With the images removed, repeat the data below exactly.

Dataset records:

START

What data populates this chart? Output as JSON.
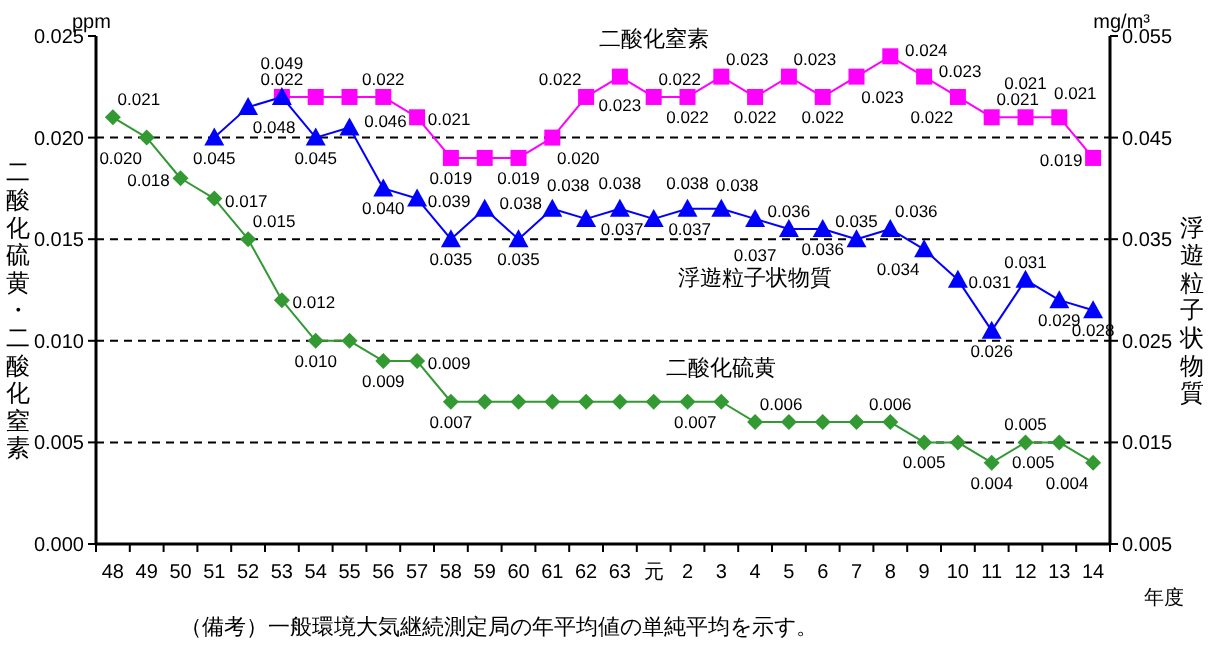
{
  "chart_data": {
    "type": "line",
    "categories": [
      "48",
      "49",
      "50",
      "51",
      "52",
      "53",
      "54",
      "55",
      "56",
      "57",
      "58",
      "59",
      "60",
      "61",
      "62",
      "63",
      "元",
      "2",
      "3",
      "4",
      "5",
      "6",
      "7",
      "8",
      "9",
      "10",
      "11",
      "12",
      "13",
      "14"
    ],
    "series": [
      {
        "name": "二酸化硫黄",
        "color": "#339933",
        "marker": "diamond",
        "value_labels": [
          "0.021",
          "0.020",
          "0.018",
          "0.017",
          "0.015",
          "0.012",
          "0.010",
          null,
          "0.009",
          "0.009",
          "0.007",
          null,
          null,
          null,
          null,
          null,
          null,
          null,
          "0.007",
          "0.006",
          null,
          null,
          null,
          "0.006",
          "0.005",
          null,
          "0.004",
          "0.005",
          "0.005",
          "0.004"
        ],
        "values": [
          0.021,
          0.02,
          0.018,
          0.017,
          0.015,
          0.012,
          0.01,
          0.01,
          0.009,
          0.009,
          0.007,
          0.007,
          0.007,
          0.007,
          0.007,
          0.007,
          0.007,
          0.007,
          0.007,
          0.006,
          0.006,
          0.006,
          0.006,
          0.006,
          0.005,
          0.005,
          0.004,
          0.005,
          0.005,
          0.004
        ]
      },
      {
        "name": "二酸化窒素",
        "color": "#ff00ff",
        "marker": "square",
        "value_labels": [
          null,
          null,
          null,
          null,
          null,
          "0.022",
          null,
          null,
          "0.022",
          "0.021",
          "0.019",
          null,
          "0.019",
          "0.020",
          "0.022",
          "0.023",
          "0.022",
          "0.022",
          "0.023",
          "0.022",
          "0.023",
          "0.022",
          "0.023",
          "0.024",
          "0.023",
          "0.022",
          "0.021",
          "0.021",
          "0.021",
          "0.019"
        ],
        "values": [
          null,
          null,
          null,
          null,
          null,
          0.022,
          0.022,
          0.022,
          0.022,
          0.021,
          0.019,
          0.019,
          0.019,
          0.02,
          0.022,
          0.023,
          0.022,
          0.022,
          0.023,
          0.022,
          0.023,
          0.022,
          0.023,
          0.024,
          0.023,
          0.022,
          0.021,
          0.021,
          0.021,
          0.019
        ]
      },
      {
        "name": "浮遊粒子状物質",
        "color": "#0000ff",
        "marker": "triangle",
        "axis": "y2",
        "value_labels": [
          null,
          null,
          null,
          "0.045",
          "0.048",
          "0.049",
          "0.045",
          "0.046",
          "0.040",
          "0.039",
          "0.035",
          "0.038",
          "0.035",
          "0.038",
          "0.037",
          "0.038",
          "0.037",
          "0.038",
          "0.038",
          "0.037",
          "0.036",
          "0.036",
          "0.035",
          "0.036",
          "0.034",
          "0.031",
          "0.026",
          "0.031",
          "0.029",
          "0.028"
        ],
        "values": [
          null,
          null,
          null,
          0.045,
          0.048,
          0.049,
          0.045,
          0.046,
          0.04,
          0.039,
          0.035,
          0.038,
          0.035,
          0.038,
          0.037,
          0.038,
          0.037,
          0.038,
          0.038,
          0.037,
          0.036,
          0.036,
          0.035,
          0.036,
          0.034,
          0.031,
          0.026,
          0.031,
          0.029,
          0.028
        ]
      }
    ],
    "ylim": [
      0,
      0.025
    ],
    "yticks": [
      {
        "value": 0,
        "label": "0.000"
      },
      {
        "value": 0.005,
        "label": "0.005"
      },
      {
        "value": 0.01,
        "label": "0.010"
      },
      {
        "value": 0.015,
        "label": "0.015"
      },
      {
        "value": 0.02,
        "label": "0.020"
      },
      {
        "value": 0.025,
        "label": "0.025"
      }
    ],
    "y2lim": [
      0.005,
      0.055
    ],
    "y2ticks": [
      {
        "value": 0.005,
        "label": "0.005"
      },
      {
        "value": 0.015,
        "label": "0.015"
      },
      {
        "value": 0.025,
        "label": "0.025"
      },
      {
        "value": 0.035,
        "label": "0.035"
      },
      {
        "value": 0.045,
        "label": "0.045"
      },
      {
        "value": 0.055,
        "label": "0.055"
      }
    ],
    "ylabel": "二酸化硫黄・二酸化窒素",
    "y2label": "浮遊粒子状物質",
    "xlabel": "年度",
    "annotations": [
      "ppm",
      "mg/m³",
      "（備考）一般環境大気継続測定局の年平均値の単純平均を示す。"
    ],
    "grid": "y",
    "legend": false,
    "line_style": "solid"
  }
}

END

* [RESPONSE FOR THIS EXERCISE]:
What data populates this chart? Output as JSON.
{
  "chart_data": {
    "type": "line",
    "categories": [
      "48",
      "49",
      "50",
      "51",
      "52",
      "53",
      "54",
      "55",
      "56",
      "57",
      "58",
      "59",
      "60",
      "61",
      "62",
      "63",
      "元",
      "2",
      "3",
      "4",
      "5",
      "6",
      "7",
      "8",
      "9",
      "10",
      "11",
      "12",
      "13",
      "14"
    ],
    "series": [
      {
        "name": "二酸化硫黄",
        "color": "#339933",
        "marker": "diamond",
        "value_labels": [
          "0.021",
          "0.020",
          "0.018",
          "0.017",
          "0.015",
          "0.012",
          "0.010",
          null,
          "0.009",
          "0.009",
          "0.007",
          null,
          null,
          null,
          null,
          null,
          null,
          null,
          "0.007",
          "0.006",
          null,
          null,
          null,
          "0.006",
          "0.005",
          null,
          "0.004",
          "0.005",
          "0.005",
          "0.004"
        ],
        "values": [
          0.021,
          0.02,
          0.018,
          0.017,
          0.015,
          0.012,
          0.01,
          0.01,
          0.009,
          0.009,
          0.007,
          0.007,
          0.007,
          0.007,
          0.007,
          0.007,
          0.007,
          0.007,
          0.007,
          0.006,
          0.006,
          0.006,
          0.006,
          0.006,
          0.005,
          0.005,
          0.004,
          0.005,
          0.005,
          0.004
        ]
      },
      {
        "name": "二酸化窒素",
        "color": "#ff00ff",
        "marker": "square",
        "value_labels": [
          null,
          null,
          null,
          null,
          null,
          "0.022",
          null,
          null,
          "0.022",
          "0.021",
          "0.019",
          null,
          "0.019",
          "0.020",
          "0.022",
          "0.023",
          "0.022",
          "0.022",
          "0.023",
          "0.022",
          "0.023",
          "0.022",
          "0.023",
          "0.024",
          "0.023",
          "0.022",
          "0.021",
          "0.021",
          "0.021",
          "0.019"
        ],
        "values": [
          null,
          null,
          null,
          null,
          null,
          0.022,
          0.022,
          0.022,
          0.022,
          0.021,
          0.019,
          0.019,
          0.019,
          0.02,
          0.022,
          0.023,
          0.022,
          0.022,
          0.023,
          0.022,
          0.023,
          0.022,
          0.023,
          0.024,
          0.023,
          0.022,
          0.021,
          0.021,
          0.021,
          0.019
        ]
      },
      {
        "name": "浮遊粒子状物質",
        "color": "#0000ff",
        "marker": "triangle",
        "axis": "y2",
        "value_labels": [
          null,
          null,
          null,
          "0.045",
          "0.048",
          "0.049",
          "0.045",
          "0.046",
          "0.040",
          "0.039",
          "0.035",
          "0.038",
          "0.035",
          "0.038",
          "0.037",
          "0.038",
          "0.037",
          "0.038",
          "0.038",
          "0.037",
          "0.036",
          "0.036",
          "0.035",
          "0.036",
          "0.034",
          "0.031",
          "0.026",
          "0.031",
          "0.029",
          "0.028"
        ],
        "values": [
          null,
          null,
          null,
          0.045,
          0.048,
          0.049,
          0.045,
          0.046,
          0.04,
          0.039,
          0.035,
          0.038,
          0.035,
          0.038,
          0.037,
          0.038,
          0.037,
          0.038,
          0.038,
          0.037,
          0.036,
          0.036,
          0.035,
          0.036,
          0.034,
          0.031,
          0.026,
          0.031,
          0.029,
          0.028
        ]
      }
    ],
    "ylim": [
      0,
      0.025
    ],
    "yticks": [
      {
        "value": 0,
        "label": "0.000"
      },
      {
        "value": 0.005,
        "label": "0.005"
      },
      {
        "value": 0.01,
        "label": "0.010"
      },
      {
        "value": 0.015,
        "label": "0.015"
      },
      {
        "value": 0.02,
        "label": "0.020"
      },
      {
        "value": 0.025,
        "label": "0.025"
      }
    ],
    "y2lim": [
      0.005,
      0.055
    ],
    "y2ticks": [
      {
        "value": 0.005,
        "label": "0.005"
      },
      {
        "value": 0.015,
        "label": "0.015"
      },
      {
        "value": 0.025,
        "label": "0.025"
      },
      {
        "value": 0.035,
        "label": "0.035"
      },
      {
        "value": 0.045,
        "label": "0.045"
      },
      {
        "value": 0.055,
        "label": "0.055"
      }
    ],
    "ylabel": "二酸化硫黄・二酸化窒素",
    "y2label": "浮遊粒子状物質",
    "xlabel": "年度",
    "annotations": [
      "ppm",
      "mg/m³",
      "（備考）一般環境大気継続測定局の年平均値の単純平均を示す。"
    ],
    "grid": "y",
    "legend": false,
    "line_style": "solid"
  }
}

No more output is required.